Exercise requirements ▸ Across the entries below, how many lines include "Dendritic"? Give the number and nothing else.

- Opening Delimiter -

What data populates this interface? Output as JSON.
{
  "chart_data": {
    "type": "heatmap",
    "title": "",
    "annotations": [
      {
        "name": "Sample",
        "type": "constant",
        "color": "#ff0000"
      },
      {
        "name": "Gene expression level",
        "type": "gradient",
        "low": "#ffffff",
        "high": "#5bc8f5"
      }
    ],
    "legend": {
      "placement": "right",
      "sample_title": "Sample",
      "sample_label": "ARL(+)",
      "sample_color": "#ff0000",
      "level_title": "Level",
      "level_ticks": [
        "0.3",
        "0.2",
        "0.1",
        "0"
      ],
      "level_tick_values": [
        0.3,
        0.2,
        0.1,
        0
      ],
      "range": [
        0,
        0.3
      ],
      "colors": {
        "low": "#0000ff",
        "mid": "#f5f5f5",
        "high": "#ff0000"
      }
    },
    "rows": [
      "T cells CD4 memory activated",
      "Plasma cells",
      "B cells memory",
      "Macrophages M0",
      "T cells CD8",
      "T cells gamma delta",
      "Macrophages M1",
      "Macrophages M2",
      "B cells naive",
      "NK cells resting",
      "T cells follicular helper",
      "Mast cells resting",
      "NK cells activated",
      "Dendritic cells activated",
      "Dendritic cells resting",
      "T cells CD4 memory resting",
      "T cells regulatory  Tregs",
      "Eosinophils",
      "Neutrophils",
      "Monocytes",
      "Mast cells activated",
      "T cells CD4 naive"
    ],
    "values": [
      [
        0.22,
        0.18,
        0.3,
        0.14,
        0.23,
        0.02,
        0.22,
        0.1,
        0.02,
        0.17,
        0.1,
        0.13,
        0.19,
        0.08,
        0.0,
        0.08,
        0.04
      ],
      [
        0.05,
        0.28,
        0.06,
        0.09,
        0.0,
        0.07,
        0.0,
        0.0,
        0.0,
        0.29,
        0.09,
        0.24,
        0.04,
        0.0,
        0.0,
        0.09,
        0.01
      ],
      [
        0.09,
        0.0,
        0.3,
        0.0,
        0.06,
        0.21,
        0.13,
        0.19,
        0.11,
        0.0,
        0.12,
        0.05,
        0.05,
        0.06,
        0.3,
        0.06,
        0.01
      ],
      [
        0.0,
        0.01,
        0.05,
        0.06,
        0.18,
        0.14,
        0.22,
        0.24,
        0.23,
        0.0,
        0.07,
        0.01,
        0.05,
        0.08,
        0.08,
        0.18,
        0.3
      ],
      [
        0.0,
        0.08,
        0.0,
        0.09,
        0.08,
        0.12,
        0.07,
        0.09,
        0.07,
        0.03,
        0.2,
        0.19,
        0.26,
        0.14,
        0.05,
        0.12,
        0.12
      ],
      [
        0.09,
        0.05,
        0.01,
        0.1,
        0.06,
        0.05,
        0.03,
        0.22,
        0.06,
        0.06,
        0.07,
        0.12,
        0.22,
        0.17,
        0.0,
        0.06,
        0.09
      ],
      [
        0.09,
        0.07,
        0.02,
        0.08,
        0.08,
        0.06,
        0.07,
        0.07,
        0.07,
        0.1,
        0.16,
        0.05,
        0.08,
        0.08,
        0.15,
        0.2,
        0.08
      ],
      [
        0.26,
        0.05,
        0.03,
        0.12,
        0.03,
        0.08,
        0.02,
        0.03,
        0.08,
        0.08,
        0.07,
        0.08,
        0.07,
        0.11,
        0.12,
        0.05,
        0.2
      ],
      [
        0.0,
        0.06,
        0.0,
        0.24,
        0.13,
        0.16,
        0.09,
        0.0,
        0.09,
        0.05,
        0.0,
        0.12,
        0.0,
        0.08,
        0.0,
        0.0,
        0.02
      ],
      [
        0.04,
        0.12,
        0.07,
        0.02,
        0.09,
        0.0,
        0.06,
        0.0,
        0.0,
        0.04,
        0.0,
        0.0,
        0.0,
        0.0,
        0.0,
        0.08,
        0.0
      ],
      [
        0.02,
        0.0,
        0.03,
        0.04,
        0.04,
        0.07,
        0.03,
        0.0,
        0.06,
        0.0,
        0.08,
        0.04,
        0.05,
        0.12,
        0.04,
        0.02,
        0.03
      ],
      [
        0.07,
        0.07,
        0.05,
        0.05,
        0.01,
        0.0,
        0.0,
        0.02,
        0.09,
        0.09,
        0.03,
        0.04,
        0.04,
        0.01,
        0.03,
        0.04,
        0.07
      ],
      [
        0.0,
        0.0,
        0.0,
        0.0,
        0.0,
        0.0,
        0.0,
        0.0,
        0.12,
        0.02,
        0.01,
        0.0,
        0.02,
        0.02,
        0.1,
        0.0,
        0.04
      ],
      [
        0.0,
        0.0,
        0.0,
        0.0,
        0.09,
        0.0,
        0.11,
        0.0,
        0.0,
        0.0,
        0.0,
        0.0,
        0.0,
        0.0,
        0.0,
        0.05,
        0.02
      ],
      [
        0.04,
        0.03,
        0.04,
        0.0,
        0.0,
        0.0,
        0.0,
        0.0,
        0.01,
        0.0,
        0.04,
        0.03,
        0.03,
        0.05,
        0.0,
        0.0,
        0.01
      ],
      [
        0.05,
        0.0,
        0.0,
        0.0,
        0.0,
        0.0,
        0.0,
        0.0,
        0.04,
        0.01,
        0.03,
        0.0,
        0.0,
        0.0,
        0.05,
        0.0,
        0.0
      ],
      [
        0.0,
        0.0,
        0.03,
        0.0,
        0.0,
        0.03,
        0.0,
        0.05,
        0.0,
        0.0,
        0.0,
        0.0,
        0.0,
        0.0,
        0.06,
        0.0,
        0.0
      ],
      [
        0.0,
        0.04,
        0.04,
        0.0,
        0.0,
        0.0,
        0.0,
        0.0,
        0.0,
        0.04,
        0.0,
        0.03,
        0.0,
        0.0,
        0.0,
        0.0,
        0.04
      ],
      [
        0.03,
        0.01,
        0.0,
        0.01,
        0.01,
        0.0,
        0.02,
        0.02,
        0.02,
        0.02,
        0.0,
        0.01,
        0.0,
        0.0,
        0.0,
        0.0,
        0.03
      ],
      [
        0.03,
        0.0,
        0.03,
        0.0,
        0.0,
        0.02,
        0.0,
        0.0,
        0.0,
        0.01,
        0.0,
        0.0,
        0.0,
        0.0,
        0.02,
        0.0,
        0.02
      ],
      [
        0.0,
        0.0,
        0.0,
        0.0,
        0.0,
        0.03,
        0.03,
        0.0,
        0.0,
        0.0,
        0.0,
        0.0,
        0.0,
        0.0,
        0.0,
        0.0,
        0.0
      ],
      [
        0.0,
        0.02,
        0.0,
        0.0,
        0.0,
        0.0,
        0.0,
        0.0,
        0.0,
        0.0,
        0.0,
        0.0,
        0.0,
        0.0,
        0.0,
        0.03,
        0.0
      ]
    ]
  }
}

- Closing Delimiter -

Response ▸ 2